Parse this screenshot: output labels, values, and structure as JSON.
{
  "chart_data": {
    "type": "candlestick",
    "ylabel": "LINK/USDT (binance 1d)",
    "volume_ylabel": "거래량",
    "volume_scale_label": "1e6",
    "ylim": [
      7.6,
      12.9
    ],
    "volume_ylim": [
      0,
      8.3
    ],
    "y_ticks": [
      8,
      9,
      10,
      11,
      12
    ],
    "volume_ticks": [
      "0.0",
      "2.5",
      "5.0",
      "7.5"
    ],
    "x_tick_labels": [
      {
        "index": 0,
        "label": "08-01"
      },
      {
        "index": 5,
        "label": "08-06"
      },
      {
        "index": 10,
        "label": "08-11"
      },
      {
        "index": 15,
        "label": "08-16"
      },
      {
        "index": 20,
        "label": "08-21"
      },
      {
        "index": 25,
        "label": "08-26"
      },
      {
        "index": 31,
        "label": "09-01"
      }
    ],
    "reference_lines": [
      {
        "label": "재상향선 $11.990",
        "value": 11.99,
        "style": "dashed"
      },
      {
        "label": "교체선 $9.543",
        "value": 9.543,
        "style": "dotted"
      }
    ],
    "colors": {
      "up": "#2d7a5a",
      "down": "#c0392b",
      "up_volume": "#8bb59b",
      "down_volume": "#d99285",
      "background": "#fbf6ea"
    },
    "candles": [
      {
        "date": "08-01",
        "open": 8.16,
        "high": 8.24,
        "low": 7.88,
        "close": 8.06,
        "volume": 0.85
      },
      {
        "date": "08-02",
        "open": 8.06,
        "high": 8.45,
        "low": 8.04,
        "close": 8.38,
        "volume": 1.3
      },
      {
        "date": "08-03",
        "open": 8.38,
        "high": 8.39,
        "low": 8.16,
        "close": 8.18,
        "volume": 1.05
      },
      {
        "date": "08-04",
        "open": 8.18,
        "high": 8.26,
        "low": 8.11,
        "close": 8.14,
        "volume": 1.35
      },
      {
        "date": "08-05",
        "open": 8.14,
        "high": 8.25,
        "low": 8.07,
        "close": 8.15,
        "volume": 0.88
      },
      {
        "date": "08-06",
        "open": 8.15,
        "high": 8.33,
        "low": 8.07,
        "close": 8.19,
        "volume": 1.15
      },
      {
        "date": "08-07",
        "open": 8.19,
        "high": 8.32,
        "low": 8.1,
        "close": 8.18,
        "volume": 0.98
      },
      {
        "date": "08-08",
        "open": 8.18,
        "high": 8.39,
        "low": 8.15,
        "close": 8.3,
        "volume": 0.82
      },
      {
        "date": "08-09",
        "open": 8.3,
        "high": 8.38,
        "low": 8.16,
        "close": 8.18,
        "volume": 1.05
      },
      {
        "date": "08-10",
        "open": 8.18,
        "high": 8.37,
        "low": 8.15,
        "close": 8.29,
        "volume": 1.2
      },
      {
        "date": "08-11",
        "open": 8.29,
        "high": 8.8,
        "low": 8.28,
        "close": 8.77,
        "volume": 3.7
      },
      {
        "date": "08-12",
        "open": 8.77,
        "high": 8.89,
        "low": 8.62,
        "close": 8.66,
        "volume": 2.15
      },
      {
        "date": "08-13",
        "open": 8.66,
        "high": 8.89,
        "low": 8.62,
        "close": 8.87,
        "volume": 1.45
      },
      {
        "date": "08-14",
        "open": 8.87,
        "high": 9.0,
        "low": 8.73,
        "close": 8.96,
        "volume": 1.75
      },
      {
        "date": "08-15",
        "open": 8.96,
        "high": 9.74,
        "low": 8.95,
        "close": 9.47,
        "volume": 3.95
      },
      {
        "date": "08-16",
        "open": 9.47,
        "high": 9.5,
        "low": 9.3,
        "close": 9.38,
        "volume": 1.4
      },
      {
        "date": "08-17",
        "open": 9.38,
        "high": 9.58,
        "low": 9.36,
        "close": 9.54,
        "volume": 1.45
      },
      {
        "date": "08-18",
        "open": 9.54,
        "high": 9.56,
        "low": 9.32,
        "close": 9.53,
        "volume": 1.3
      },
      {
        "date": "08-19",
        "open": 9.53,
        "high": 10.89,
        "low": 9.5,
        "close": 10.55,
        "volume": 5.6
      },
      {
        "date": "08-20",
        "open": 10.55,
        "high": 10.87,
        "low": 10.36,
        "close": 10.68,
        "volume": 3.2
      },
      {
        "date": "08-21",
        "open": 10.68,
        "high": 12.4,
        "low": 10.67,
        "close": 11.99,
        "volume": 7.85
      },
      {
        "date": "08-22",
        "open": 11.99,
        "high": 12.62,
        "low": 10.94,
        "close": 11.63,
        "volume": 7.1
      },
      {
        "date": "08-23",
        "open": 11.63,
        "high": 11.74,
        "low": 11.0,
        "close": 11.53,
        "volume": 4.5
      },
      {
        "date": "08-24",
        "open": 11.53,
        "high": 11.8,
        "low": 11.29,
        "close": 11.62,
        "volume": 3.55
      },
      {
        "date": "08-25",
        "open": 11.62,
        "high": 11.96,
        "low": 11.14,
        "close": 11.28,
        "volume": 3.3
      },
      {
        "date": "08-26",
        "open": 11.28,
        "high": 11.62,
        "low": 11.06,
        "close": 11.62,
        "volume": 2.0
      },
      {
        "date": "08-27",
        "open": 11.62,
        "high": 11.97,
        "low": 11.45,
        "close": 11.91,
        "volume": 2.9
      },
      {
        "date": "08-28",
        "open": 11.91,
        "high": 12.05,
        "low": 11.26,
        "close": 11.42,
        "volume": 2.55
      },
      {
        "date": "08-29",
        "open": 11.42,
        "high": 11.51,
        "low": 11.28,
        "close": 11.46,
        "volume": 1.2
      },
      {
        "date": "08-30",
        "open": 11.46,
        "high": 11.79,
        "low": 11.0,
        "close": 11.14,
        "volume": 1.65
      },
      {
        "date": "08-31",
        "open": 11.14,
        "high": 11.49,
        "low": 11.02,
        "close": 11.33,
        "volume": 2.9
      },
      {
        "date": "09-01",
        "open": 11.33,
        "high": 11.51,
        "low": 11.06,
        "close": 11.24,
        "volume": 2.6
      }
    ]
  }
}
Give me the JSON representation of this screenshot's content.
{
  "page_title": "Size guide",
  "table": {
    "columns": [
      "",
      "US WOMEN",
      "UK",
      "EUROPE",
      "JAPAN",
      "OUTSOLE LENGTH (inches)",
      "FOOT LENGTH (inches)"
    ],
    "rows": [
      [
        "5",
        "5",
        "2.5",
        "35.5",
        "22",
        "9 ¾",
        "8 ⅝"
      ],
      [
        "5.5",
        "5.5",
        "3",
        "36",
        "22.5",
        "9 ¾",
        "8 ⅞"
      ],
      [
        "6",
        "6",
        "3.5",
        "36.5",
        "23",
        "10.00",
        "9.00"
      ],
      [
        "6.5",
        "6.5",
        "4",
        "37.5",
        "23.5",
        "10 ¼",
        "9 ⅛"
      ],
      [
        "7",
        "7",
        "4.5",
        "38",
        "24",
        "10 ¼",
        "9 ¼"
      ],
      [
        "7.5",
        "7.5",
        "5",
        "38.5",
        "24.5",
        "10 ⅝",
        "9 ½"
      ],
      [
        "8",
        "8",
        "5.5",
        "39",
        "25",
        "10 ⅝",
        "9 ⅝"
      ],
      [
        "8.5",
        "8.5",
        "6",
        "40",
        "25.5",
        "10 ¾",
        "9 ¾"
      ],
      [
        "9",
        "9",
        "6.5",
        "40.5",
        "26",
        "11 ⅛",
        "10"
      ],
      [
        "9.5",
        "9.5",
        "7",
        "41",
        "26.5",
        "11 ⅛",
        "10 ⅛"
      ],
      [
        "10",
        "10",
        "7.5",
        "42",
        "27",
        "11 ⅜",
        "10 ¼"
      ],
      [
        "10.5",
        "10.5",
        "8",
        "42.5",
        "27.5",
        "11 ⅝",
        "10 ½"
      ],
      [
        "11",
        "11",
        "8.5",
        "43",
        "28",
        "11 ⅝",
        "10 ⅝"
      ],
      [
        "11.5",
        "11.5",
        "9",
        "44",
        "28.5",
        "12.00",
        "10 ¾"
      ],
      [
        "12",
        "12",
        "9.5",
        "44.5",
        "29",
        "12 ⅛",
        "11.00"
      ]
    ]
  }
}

=======

Goal
The word "this" appears in how many lines of the data? Answer with only the number.

Task solution
2